• **TASK BRIEF**
The data below is to be returned in full and exactly.

● ● ● ● ●

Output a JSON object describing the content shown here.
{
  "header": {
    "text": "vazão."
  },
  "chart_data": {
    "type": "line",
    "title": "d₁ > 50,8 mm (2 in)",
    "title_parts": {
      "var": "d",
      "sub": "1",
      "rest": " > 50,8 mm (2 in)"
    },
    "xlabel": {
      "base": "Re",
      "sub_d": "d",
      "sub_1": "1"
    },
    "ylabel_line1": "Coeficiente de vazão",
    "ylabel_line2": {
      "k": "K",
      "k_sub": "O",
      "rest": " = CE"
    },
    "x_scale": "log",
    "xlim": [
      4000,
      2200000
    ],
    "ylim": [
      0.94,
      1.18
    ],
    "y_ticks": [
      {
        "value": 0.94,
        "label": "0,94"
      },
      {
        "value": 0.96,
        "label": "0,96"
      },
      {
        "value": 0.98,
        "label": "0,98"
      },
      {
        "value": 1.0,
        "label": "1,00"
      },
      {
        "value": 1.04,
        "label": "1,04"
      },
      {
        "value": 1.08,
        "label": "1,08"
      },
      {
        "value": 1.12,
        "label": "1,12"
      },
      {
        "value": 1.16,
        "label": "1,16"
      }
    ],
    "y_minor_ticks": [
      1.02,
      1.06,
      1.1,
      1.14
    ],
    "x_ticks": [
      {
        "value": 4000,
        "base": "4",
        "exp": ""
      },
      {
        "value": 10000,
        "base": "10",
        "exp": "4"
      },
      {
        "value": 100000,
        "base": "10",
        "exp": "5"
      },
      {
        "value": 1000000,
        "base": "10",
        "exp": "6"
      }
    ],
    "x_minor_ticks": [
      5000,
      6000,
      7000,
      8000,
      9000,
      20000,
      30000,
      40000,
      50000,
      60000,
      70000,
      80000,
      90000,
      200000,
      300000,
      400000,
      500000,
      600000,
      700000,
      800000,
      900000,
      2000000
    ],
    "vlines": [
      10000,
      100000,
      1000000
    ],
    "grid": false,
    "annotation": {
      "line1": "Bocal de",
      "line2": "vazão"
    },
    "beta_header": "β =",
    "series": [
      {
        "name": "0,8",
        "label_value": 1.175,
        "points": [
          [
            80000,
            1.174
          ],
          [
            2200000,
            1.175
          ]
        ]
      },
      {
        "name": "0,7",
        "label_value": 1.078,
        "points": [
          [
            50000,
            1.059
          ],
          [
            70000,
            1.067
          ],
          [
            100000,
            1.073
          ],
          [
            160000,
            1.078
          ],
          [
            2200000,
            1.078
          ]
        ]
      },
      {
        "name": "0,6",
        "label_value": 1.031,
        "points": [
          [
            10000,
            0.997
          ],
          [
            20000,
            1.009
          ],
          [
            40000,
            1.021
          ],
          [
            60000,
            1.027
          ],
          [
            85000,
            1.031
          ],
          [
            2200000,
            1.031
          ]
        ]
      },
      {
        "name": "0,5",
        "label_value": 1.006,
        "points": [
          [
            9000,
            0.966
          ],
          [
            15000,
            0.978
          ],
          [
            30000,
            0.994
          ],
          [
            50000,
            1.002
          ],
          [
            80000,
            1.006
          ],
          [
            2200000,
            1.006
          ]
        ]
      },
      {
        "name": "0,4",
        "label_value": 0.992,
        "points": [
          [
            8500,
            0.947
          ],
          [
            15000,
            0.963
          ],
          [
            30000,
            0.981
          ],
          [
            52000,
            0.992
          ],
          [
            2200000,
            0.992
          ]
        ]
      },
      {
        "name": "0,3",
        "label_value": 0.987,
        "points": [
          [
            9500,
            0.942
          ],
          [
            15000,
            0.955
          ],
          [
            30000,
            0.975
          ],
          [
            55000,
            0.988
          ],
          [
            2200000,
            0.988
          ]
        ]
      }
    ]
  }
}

● ● ● ● ●

• **OUTPUT FOR THIS EXERCISE**
Output a JSON object describing the content shown here.
{
  "header": {
    "text": "vazão."
  },
  "chart_data": {
    "type": "line",
    "title": "d₁ > 50,8 mm (2 in)",
    "title_parts": {
      "var": "d",
      "sub": "1",
      "rest": " > 50,8 mm (2 in)"
    },
    "xlabel": {
      "base": "Re",
      "sub_d": "d",
      "sub_1": "1"
    },
    "ylabel_line1": "Coeficiente de vazão",
    "ylabel_line2": {
      "k": "K",
      "k_sub": "O",
      "rest": " = CE"
    },
    "x_scale": "log",
    "xlim": [
      4000,
      2200000
    ],
    "ylim": [
      0.94,
      1.18
    ],
    "y_ticks": [
      {
        "value": 0.94,
        "label": "0,94"
      },
      {
        "value": 0.96,
        "label": "0,96"
      },
      {
        "value": 0.98,
        "label": "0,98"
      },
      {
        "value": 1.0,
        "label": "1,00"
      },
      {
        "value": 1.04,
        "label": "1,04"
      },
      {
        "value": 1.08,
        "label": "1,08"
      },
      {
        "value": 1.12,
        "label": "1,12"
      },
      {
        "value": 1.16,
        "label": "1,16"
      }
    ],
    "y_minor_ticks": [
      1.02,
      1.06,
      1.1,
      1.14
    ],
    "x_ticks": [
      {
        "value": 4000,
        "base": "4",
        "exp": ""
      },
      {
        "value": 10000,
        "base": "10",
        "exp": "4"
      },
      {
        "value": 100000,
        "base": "10",
        "exp": "5"
      },
      {
        "value": 1000000,
        "base": "10",
        "exp": "6"
      }
    ],
    "x_minor_ticks": [
      5000,
      6000,
      7000,
      8000,
      9000,
      20000,
      30000,
      40000,
      50000,
      60000,
      70000,
      80000,
      90000,
      200000,
      300000,
      400000,
      500000,
      600000,
      700000,
      800000,
      900000,
      2000000
    ],
    "vlines": [
      10000,
      100000,
      1000000
    ],
    "grid": false,
    "annotation": {
      "line1": "Bocal de",
      "line2": "vazão"
    },
    "beta_header": "β =",
    "series": [
      {
        "name": "0,8",
        "label_value": 1.175,
        "points": [
          [
            80000,
            1.174
          ],
          [
            2200000,
            1.175
          ]
        ]
      },
      {
        "name": "0,7",
        "label_value": 1.078,
        "points": [
          [
            50000,
            1.059
          ],
          [
            70000,
            1.067
          ],
          [
            100000,
            1.073
          ],
          [
            160000,
            1.078
          ],
          [
            2200000,
            1.078
          ]
        ]
      },
      {
        "name": "0,6",
        "label_value": 1.031,
        "points": [
          [
            10000,
            0.997
          ],
          [
            20000,
            1.009
          ],
          [
            40000,
            1.021
          ],
          [
            60000,
            1.027
          ],
          [
            85000,
            1.031
          ],
          [
            2200000,
            1.031
          ]
        ]
      },
      {
        "name": "0,5",
        "label_value": 1.006,
        "points": [
          [
            9000,
            0.966
          ],
          [
            15000,
            0.978
          ],
          [
            30000,
            0.994
          ],
          [
            50000,
            1.002
          ],
          [
            80000,
            1.006
          ],
          [
            2200000,
            1.006
          ]
        ]
      },
      {
        "name": "0,4",
        "label_value": 0.992,
        "points": [
          [
            8500,
            0.947
          ],
          [
            15000,
            0.963
          ],
          [
            30000,
            0.981
          ],
          [
            52000,
            0.992
          ],
          [
            2200000,
            0.992
          ]
        ]
      },
      {
        "name": "0,3",
        "label_value": 0.987,
        "points": [
          [
            9500,
            0.942
          ],
          [
            15000,
            0.955
          ],
          [
            30000,
            0.975
          ],
          [
            55000,
            0.988
          ],
          [
            2200000,
            0.988
          ]
        ]
      }
    ]
  }
}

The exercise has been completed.